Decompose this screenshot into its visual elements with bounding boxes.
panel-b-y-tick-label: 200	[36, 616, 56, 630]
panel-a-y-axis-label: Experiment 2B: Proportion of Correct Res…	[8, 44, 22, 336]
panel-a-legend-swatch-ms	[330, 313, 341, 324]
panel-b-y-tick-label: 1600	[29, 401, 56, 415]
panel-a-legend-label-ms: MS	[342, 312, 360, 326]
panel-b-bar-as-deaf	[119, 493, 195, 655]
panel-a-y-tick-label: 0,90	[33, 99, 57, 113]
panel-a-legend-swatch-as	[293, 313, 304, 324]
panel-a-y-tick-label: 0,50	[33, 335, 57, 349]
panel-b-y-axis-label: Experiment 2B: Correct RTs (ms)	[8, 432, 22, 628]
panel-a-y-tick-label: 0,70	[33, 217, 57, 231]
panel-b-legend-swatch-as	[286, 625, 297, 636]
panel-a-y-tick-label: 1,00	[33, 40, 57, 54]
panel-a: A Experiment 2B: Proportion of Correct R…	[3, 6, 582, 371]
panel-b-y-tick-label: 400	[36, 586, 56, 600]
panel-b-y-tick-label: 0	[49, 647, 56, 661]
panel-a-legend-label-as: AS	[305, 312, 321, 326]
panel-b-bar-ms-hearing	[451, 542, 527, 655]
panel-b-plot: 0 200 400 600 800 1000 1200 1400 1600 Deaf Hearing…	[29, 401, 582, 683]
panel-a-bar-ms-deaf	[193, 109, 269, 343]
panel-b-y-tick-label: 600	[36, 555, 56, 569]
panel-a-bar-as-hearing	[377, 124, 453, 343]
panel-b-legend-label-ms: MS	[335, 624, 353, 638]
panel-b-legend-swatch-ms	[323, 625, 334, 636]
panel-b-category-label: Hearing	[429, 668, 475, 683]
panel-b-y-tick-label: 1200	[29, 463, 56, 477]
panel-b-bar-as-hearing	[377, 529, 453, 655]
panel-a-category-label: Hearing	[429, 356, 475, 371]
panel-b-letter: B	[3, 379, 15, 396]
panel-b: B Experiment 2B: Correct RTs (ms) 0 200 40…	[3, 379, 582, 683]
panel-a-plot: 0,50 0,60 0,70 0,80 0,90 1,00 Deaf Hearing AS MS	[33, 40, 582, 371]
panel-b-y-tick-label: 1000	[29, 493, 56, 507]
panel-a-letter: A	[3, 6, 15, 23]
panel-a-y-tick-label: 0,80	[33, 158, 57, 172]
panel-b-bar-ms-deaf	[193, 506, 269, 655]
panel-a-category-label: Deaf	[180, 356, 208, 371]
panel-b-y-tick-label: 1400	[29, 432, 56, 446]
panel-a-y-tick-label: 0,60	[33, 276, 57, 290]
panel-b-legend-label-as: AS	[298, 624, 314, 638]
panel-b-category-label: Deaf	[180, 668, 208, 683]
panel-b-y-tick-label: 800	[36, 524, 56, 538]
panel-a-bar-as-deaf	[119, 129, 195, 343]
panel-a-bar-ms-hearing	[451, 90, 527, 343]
○ ○ ○ ○ ○ ○ ○
Task statement:
Retype all of the data above line for line, changing no character.

Solution:
Decompose this screenshot into its visual elements with bounding boxes.
panel-b-y-tick-label: 200	[36, 616, 56, 630]
panel-a-y-axis-label: Experiment 2B: Proportion of Correct Res…	[8, 44, 22, 336]
panel-a-legend-swatch-ms	[330, 313, 341, 324]
panel-b-y-tick-label: 1600	[29, 401, 56, 415]
panel-a-legend-label-ms: MS	[342, 312, 360, 326]
panel-b-bar-as-deaf	[119, 493, 195, 655]
panel-a-y-tick-label: 0,90	[33, 99, 57, 113]
panel-a-legend-swatch-as	[293, 313, 304, 324]
panel-a-y-tick-label: 0,50	[33, 335, 57, 349]
panel-b-y-axis-label: Experiment 2B: Correct RTs (ms)	[8, 432, 22, 628]
panel-a-y-tick-label: 0,70	[33, 217, 57, 231]
panel-b-legend-swatch-as	[286, 625, 297, 636]
panel-a-y-tick-label: 1,00	[33, 40, 57, 54]
panel-a: A Experiment 2B: Proportion of Correct R…	[3, 6, 582, 371]
panel-b-y-tick-label: 400	[36, 586, 56, 600]
panel-b-y-tick-label: 0	[49, 647, 56, 661]
panel-a-legend-label-as: AS	[305, 312, 321, 326]
panel-b-bar-ms-hearing	[451, 542, 527, 655]
panel-b-plot: 0 200 400 600 800 1000 1200 1400 1600 Deaf Hearing…	[29, 401, 582, 683]
panel-a-bar-ms-deaf	[193, 109, 269, 343]
panel-b-y-tick-label: 600	[36, 555, 56, 569]
panel-a-bar-as-hearing	[377, 124, 453, 343]
panel-b-legend-label-ms: MS	[335, 624, 353, 638]
panel-b-legend-swatch-ms	[323, 625, 334, 636]
panel-b-category-label: Hearing	[429, 668, 475, 683]
panel-b-y-tick-label: 1200	[29, 463, 56, 477]
panel-b-bar-as-hearing	[377, 529, 453, 655]
panel-a-category-label: Hearing	[429, 356, 475, 371]
panel-b-letter: B	[3, 379, 15, 396]
panel-b: B Experiment 2B: Correct RTs (ms) 0 200 40…	[3, 379, 582, 683]
panel-a-plot: 0,50 0,60 0,70 0,80 0,90 1,00 Deaf Hearing AS MS	[33, 40, 582, 371]
panel-b-y-tick-label: 1000	[29, 493, 56, 507]
panel-a-letter: A	[3, 6, 15, 23]
panel-a-y-tick-label: 0,80	[33, 158, 57, 172]
panel-b-bar-ms-deaf	[193, 506, 269, 655]
panel-a-category-label: Deaf	[180, 356, 208, 371]
panel-b-y-tick-label: 1400	[29, 432, 56, 446]
panel-a-y-tick-label: 0,60	[33, 276, 57, 290]
panel-b-legend-label-as: AS	[298, 624, 314, 638]
panel-b-category-label: Deaf	[180, 668, 208, 683]
panel-b-y-tick-label: 800	[36, 524, 56, 538]
panel-a-bar-as-deaf	[119, 129, 195, 343]
panel-a-bar-ms-hearing	[451, 90, 527, 343]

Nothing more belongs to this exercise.